* INSTRUCTION
State how many lines contain "legatũ", and write nothing except that count.

* LISTED RECORDS
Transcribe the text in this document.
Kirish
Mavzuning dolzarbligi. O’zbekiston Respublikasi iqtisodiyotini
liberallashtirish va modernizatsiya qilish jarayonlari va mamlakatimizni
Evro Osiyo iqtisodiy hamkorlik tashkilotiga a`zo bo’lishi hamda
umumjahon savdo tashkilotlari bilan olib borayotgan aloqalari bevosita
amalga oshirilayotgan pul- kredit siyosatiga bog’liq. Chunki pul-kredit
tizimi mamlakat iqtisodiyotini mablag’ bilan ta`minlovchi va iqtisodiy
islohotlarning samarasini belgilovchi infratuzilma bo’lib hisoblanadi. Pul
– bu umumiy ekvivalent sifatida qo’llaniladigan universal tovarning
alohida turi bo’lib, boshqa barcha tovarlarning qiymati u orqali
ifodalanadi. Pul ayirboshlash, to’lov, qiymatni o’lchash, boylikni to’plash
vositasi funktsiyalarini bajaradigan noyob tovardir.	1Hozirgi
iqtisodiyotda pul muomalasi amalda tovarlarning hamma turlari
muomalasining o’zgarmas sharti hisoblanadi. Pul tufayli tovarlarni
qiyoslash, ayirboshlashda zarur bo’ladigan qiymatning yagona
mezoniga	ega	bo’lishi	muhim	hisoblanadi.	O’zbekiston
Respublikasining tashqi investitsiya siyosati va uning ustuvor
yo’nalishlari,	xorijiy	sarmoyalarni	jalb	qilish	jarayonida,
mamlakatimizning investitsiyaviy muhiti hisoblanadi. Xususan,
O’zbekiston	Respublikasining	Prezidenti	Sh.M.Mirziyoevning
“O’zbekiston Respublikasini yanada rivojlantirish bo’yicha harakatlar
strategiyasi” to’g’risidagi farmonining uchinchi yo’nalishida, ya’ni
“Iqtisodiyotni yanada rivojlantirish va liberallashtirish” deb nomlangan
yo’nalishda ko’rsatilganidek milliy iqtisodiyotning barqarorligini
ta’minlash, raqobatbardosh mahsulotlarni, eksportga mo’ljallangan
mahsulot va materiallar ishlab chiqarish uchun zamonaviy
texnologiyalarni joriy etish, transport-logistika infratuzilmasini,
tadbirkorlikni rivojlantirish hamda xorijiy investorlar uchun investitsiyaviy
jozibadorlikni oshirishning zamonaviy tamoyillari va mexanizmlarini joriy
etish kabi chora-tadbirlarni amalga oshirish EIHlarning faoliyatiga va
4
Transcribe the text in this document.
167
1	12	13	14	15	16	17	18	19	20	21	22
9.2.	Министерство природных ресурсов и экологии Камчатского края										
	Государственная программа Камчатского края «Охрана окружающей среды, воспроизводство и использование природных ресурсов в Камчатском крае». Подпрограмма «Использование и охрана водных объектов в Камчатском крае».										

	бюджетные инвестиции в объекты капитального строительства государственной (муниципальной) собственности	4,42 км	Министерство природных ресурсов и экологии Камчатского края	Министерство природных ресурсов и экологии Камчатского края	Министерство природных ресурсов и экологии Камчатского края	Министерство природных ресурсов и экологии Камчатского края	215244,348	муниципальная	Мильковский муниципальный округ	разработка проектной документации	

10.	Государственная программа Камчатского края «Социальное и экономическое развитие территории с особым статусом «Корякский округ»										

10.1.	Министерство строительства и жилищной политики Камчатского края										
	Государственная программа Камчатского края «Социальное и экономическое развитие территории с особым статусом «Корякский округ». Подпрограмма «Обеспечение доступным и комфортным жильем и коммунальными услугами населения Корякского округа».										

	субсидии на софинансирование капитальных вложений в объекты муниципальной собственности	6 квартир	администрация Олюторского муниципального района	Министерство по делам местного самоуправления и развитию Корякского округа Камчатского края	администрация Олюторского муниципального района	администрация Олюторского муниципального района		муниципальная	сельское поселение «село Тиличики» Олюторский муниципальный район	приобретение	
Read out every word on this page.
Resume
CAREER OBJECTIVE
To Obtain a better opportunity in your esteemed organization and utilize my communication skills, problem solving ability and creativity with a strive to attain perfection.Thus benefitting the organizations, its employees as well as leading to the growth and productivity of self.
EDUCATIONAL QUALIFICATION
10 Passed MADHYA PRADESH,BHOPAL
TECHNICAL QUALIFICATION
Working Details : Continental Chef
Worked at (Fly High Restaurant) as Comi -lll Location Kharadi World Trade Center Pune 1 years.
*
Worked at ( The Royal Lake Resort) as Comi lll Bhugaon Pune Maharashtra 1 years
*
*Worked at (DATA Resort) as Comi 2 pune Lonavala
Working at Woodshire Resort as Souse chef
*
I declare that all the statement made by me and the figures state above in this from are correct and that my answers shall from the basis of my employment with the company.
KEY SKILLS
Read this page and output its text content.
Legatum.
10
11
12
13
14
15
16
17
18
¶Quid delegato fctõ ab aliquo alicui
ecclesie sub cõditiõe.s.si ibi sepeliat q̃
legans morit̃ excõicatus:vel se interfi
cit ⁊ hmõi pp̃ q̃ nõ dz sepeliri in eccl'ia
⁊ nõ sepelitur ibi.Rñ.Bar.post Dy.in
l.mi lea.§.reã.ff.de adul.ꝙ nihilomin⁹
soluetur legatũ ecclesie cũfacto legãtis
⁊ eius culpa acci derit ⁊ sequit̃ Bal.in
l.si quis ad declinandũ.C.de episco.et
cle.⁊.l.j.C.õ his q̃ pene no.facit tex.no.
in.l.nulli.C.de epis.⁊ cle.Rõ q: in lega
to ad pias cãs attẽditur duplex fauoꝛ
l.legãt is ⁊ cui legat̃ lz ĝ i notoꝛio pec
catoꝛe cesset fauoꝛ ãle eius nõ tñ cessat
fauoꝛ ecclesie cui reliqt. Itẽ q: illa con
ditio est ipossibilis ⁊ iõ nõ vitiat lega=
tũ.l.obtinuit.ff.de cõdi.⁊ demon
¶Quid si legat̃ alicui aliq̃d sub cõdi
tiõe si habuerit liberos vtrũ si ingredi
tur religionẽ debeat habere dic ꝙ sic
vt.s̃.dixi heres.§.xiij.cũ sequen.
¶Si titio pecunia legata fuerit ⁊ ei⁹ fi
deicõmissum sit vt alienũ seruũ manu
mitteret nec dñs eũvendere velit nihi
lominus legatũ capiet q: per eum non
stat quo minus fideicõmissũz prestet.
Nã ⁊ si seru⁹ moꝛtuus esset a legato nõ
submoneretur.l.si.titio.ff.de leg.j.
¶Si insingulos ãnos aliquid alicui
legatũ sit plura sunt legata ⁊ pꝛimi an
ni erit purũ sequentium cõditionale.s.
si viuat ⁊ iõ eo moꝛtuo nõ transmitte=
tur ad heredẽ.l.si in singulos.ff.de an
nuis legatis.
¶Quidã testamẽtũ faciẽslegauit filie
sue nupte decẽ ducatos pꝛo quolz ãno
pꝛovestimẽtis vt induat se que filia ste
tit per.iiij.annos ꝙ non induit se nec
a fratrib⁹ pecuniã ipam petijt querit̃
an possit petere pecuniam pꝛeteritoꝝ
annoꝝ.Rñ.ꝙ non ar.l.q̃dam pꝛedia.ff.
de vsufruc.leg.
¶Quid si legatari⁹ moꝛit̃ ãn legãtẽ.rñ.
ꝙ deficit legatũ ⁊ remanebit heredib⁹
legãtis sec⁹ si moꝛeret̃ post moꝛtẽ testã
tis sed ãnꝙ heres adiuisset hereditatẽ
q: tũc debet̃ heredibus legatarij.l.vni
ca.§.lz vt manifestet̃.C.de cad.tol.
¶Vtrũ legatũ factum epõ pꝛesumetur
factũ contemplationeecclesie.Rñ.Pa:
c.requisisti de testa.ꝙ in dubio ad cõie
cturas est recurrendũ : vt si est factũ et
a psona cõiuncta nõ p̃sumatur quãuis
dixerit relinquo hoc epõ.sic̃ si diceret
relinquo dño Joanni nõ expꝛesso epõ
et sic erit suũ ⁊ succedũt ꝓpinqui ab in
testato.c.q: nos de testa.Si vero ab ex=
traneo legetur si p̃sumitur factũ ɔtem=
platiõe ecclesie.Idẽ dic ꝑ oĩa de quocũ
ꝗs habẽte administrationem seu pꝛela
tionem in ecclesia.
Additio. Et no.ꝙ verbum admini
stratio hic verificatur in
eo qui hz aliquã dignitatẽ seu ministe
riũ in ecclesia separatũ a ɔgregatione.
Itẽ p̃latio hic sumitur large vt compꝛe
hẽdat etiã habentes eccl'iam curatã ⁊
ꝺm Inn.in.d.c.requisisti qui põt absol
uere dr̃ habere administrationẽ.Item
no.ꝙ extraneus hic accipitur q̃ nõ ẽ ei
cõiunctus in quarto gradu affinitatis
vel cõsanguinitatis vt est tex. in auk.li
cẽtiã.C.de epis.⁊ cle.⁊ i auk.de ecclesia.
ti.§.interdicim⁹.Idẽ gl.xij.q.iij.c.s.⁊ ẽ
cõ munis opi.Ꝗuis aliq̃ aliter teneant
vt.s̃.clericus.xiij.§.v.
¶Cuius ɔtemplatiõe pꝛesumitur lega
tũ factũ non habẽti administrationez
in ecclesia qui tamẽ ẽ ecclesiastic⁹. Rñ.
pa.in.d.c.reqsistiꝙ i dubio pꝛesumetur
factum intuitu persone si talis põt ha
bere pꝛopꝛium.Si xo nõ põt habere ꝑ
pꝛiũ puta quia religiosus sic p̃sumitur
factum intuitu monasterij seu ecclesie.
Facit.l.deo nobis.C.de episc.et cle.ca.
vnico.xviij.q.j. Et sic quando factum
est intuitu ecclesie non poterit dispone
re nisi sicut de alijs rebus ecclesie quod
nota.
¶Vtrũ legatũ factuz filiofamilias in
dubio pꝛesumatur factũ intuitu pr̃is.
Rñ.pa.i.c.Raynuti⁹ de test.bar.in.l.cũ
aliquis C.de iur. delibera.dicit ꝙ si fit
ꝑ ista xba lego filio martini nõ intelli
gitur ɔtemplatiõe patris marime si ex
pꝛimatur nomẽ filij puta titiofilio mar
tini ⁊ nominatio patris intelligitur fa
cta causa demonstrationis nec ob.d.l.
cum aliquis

* CORRECT RESPONSE
6